» **Given request**:
Within the material below, find each line bearing the word "sóng" and present it.

» **Data**:

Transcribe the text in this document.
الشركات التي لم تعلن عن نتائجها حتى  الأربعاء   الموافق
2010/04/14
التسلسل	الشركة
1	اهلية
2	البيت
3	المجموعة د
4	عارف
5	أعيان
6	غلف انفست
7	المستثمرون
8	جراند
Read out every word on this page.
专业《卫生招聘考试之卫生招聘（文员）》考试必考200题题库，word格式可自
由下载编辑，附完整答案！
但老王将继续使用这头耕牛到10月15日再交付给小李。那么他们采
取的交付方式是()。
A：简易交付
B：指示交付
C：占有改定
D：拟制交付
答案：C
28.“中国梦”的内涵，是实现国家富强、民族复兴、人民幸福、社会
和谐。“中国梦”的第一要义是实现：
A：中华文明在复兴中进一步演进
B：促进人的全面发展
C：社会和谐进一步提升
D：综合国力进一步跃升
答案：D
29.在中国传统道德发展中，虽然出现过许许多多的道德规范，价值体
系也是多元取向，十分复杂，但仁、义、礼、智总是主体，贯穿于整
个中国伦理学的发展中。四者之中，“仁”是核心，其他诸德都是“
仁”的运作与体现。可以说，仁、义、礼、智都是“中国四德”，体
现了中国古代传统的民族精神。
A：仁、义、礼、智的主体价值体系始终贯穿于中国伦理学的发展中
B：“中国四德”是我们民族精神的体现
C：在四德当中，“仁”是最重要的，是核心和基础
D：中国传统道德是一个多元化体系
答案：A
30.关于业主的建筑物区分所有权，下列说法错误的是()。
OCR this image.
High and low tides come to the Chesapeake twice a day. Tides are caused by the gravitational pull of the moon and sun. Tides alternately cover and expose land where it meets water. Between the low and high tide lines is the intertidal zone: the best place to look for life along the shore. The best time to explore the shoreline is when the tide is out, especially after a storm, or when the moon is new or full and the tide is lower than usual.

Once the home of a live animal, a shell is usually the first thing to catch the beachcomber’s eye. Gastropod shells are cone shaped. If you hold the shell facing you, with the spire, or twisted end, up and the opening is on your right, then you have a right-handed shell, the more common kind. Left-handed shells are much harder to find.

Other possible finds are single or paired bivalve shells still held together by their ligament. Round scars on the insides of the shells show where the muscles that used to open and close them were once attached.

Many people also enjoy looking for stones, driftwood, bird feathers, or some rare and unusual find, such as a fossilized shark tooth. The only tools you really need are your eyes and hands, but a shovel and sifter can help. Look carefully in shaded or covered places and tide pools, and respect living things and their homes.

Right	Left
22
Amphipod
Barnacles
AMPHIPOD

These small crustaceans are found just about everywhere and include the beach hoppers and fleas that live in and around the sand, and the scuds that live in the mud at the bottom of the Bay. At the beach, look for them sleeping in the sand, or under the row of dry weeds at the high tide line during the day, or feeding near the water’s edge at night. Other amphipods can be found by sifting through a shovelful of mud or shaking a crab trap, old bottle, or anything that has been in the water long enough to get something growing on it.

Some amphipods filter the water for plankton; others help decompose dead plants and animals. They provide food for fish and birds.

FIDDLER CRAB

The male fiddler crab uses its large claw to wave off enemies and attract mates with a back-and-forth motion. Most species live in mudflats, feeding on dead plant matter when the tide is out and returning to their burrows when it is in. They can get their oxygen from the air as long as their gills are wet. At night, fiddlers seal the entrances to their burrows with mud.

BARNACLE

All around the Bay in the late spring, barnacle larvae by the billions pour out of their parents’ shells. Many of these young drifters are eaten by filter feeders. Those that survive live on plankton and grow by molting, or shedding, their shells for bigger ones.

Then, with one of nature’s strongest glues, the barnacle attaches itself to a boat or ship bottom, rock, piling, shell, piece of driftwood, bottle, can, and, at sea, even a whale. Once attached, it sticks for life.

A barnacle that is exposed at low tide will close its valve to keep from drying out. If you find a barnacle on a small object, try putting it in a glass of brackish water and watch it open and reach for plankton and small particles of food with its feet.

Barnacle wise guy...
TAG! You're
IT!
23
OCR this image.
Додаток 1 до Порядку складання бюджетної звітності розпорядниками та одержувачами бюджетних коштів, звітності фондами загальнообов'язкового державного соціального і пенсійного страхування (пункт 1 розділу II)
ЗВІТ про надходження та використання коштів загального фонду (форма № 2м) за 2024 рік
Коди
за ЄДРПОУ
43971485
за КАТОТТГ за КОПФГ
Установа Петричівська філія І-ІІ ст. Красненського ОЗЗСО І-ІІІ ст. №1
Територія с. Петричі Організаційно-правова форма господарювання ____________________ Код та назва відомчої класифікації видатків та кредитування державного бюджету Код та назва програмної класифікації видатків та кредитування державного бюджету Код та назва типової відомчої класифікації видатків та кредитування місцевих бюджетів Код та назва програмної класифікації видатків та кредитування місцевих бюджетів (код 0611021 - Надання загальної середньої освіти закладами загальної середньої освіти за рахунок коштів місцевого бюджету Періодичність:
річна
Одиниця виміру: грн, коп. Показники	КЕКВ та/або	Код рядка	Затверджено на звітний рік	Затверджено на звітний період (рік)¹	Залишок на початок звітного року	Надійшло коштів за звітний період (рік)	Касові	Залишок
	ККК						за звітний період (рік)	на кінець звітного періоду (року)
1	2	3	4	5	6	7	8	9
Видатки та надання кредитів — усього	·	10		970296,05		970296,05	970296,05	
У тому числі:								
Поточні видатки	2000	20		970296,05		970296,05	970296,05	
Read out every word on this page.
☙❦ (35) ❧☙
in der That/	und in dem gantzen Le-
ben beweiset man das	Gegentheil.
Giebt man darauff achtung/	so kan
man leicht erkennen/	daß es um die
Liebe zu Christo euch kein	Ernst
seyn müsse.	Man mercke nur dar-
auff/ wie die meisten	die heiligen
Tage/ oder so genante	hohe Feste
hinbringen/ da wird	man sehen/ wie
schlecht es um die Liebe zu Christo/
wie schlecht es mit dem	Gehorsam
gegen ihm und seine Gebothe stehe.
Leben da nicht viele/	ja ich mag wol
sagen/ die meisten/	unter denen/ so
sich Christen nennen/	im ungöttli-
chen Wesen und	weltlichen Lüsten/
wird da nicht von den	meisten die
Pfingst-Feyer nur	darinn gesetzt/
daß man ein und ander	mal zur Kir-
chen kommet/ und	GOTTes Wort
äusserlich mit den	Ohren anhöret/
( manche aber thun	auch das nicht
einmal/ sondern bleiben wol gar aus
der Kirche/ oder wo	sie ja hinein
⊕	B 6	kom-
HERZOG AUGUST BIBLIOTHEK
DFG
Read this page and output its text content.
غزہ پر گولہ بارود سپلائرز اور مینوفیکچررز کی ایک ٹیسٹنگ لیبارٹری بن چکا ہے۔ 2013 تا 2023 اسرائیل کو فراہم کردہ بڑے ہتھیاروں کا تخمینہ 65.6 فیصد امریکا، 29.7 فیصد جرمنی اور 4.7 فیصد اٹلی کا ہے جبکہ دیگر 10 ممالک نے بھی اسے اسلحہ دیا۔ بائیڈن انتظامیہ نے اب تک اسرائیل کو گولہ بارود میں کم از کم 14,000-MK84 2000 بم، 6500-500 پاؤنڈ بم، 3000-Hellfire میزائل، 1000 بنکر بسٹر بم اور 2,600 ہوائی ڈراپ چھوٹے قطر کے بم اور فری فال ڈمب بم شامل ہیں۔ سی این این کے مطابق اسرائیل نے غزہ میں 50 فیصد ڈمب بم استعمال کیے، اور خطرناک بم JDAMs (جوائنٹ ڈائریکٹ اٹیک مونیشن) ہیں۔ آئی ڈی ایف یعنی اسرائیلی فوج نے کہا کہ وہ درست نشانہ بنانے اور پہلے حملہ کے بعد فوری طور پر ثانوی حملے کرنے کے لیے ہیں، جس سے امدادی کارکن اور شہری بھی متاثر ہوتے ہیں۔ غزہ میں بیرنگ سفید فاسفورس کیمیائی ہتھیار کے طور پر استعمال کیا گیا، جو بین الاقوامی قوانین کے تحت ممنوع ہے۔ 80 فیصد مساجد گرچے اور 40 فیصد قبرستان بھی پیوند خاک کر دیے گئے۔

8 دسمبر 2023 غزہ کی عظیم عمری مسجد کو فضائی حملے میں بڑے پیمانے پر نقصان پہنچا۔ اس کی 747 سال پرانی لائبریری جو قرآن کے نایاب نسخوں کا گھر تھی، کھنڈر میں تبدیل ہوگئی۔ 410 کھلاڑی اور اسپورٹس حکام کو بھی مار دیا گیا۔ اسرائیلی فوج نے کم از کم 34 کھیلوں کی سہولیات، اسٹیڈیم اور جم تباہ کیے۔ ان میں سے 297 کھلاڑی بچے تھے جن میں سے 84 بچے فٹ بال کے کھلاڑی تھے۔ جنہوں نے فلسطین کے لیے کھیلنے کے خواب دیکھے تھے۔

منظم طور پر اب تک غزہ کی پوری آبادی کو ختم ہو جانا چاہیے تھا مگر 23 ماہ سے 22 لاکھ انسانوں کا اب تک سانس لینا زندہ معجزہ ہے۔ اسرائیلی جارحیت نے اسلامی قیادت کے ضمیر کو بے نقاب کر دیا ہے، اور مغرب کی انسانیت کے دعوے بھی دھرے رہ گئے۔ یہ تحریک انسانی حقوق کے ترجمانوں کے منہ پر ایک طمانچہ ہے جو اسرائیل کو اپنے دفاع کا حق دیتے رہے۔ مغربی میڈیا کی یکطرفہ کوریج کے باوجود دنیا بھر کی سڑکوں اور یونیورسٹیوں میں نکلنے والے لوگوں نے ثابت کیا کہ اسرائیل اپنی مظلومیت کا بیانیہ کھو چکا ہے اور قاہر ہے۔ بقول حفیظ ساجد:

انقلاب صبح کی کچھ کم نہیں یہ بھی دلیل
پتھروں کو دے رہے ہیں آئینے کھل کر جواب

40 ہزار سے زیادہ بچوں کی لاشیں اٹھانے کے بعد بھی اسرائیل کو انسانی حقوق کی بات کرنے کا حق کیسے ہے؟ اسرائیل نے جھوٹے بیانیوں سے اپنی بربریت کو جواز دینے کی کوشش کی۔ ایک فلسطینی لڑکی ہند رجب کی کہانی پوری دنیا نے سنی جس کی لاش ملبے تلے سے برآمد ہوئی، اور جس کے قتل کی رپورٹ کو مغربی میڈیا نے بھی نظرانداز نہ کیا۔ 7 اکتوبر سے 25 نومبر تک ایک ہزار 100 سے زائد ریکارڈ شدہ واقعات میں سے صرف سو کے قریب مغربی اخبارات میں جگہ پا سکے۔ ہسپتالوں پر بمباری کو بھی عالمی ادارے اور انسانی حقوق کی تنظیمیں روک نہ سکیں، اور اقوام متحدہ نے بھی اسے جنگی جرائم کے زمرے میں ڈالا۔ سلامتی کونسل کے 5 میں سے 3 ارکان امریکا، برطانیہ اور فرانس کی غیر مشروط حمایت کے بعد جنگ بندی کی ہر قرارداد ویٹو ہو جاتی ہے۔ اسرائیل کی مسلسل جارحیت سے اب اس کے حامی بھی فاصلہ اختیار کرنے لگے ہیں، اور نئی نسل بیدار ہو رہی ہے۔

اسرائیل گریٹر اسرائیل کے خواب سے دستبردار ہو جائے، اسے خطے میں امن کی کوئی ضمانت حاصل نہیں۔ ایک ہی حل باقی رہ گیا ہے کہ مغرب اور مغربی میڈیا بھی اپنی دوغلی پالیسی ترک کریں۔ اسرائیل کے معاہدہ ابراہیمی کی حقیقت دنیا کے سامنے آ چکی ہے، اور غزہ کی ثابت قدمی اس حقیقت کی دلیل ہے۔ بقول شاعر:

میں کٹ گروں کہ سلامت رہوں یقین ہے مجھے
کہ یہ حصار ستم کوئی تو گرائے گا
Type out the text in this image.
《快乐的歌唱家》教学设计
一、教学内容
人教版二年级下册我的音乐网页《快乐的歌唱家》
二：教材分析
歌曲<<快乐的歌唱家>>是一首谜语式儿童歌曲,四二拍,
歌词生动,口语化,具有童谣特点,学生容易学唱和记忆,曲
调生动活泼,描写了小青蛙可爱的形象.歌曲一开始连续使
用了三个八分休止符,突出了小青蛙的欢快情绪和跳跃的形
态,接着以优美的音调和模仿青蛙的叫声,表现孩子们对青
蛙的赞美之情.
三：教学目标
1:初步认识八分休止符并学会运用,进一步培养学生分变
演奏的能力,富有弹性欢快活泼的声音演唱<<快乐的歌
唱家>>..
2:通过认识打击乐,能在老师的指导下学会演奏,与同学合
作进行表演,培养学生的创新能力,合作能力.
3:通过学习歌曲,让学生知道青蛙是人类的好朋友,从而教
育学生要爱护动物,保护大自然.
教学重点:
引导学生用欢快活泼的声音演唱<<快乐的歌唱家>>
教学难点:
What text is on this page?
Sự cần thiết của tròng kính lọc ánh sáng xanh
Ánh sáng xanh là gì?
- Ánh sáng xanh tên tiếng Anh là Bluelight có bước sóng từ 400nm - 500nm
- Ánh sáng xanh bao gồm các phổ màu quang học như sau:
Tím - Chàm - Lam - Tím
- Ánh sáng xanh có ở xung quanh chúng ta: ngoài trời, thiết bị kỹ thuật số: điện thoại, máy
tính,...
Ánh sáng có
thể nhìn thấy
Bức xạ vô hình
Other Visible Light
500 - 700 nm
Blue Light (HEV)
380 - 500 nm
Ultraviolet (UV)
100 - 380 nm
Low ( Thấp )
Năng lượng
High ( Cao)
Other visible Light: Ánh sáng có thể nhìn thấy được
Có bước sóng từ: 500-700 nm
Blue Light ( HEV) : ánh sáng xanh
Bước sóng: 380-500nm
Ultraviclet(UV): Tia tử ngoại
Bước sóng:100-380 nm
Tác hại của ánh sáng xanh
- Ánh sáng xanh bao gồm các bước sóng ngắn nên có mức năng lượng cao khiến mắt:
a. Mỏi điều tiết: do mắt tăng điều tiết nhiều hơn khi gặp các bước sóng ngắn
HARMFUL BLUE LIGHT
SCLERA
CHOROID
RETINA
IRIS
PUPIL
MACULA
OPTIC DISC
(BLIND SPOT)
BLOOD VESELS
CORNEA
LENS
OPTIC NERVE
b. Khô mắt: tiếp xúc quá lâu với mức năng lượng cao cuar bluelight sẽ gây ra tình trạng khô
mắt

» **Right answer**:
- Ánh sáng xanh tên tiếng Anh là Bluelight có bước sóng từ 400nm - 500nm
Có bước sóng từ: 500-700 nm
Bước sóng: 380-500nm
Bước sóng:100-380 nm
- Ánh sáng xanh bao gồm các bước sóng ngắn nên có mức năng lượng cao khiến mắt:
a. Mỏi điều tiết: do mắt tăng điều tiết nhiều hơn khi gặp các bước sóng ngắn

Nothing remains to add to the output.